* _Data shown_:
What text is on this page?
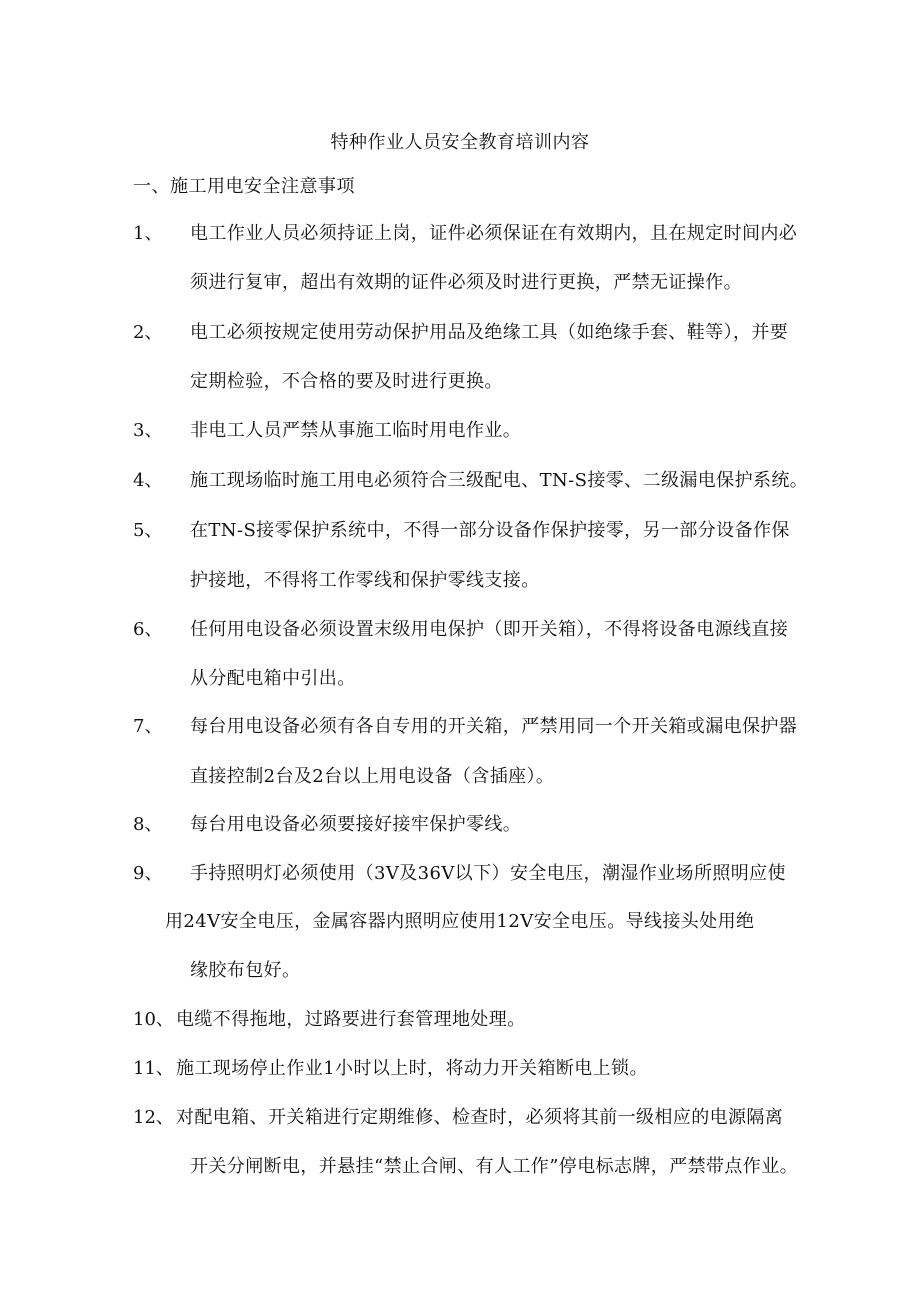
特种作业人员安全教育培训内容
一、施工用电安全注意事项
1、 电工作业人员必须持证上岗，证件必须保证在有效期内，且在规定时间内必
须进行复审，超出有效期的证件必须及时进行更换，严禁无证操作。
2、 电工必须按规定使用劳动保护用品及绝缘工具（如绝缘手套、鞋等），并要
定期检验，不合格的要及时进行更换。
3、 非电工人员严禁从事施工临时用电作业。
4、 施工现场临时施工用电必须符合三级配电、TN-S接零、二级漏电保护系统。
5、 在TN-S接零保护系统中，不得一部分设备作保护接零，另一部分设备作保
护接地，不得将工作零线和保护零线支接。
6、 任何用电设备必须设置末级用电保护（即开关箱），不得将设备电源线直接
从分配电箱中引出。
7、 每台用电设备必须有各自专用的开关箱，严禁用同一个开关箱或漏电保护器
直接控制2台及2台以上用电设备（含插座）。
8、 每台用电设备必须要接好接牢保护零线。
9、 手持照明灯必须使用（3V及36V以下）安全电压，潮湿作业场所照明应使
用24V安全电压，金属容器内照明应使用12V安全电压。导线接头处用绝
缘胶布包好。
10、 电缆不得拖地，过路要进行套管理地处理。
11、 施工现场停止作业1小时以上时，将动力开关箱断电上锁。
12、 对配电箱、开关箱进行定期维修、检查时，必须将其前一级相应的电源隔离
开关分闸断电，并悬挂“禁止合闸、有人工作”停电标志牌，严禁带点作业。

* _Your objective_:
Quote each entry above verbatim and drop the pictures.

* _Response to the exercise_:
What text is on this page?
特种作业人员安全教育培训内容
一、施工用电安全注意事项
1、 电工作业人员必须持证上岗，证件必须保证在有效期内，且在规定时间内必
须进行复审，超出有效期的证件必须及时进行更换，严禁无证操作。
2、 电工必须按规定使用劳动保护用品及绝缘工具（如绝缘手套、鞋等），并要
定期检验，不合格的要及时进行更换。
3、 非电工人员严禁从事施工临时用电作业。
4、 施工现场临时施工用电必须符合三级配电、TN-S接零、二级漏电保护系统。
5、 在TN-S接零保护系统中，不得一部分设备作保护接零，另一部分设备作保
护接地，不得将工作零线和保护零线支接。
6、 任何用电设备必须设置末级用电保护（即开关箱），不得将设备电源线直接
从分配电箱中引出。
7、 每台用电设备必须有各自专用的开关箱，严禁用同一个开关箱或漏电保护器
直接控制2台及2台以上用电设备（含插座）。
8、 每台用电设备必须要接好接牢保护零线。
9、 手持照明灯必须使用（3V及36V以下）安全电压，潮湿作业场所照明应使
用24V安全电压，金属容器内照明应使用12V安全电压。导线接头处用绝
缘胶布包好。
10、 电缆不得拖地，过路要进行套管理地处理。
11、 施工现场停止作业1小时以上时，将动力开关箱断电上锁。
12、 对配电箱、开关箱进行定期维修、检查时，必须将其前一级相应的电源隔离
开关分闸断电，并悬挂“禁止合闸、有人工作”停电标志牌，严禁带点作业。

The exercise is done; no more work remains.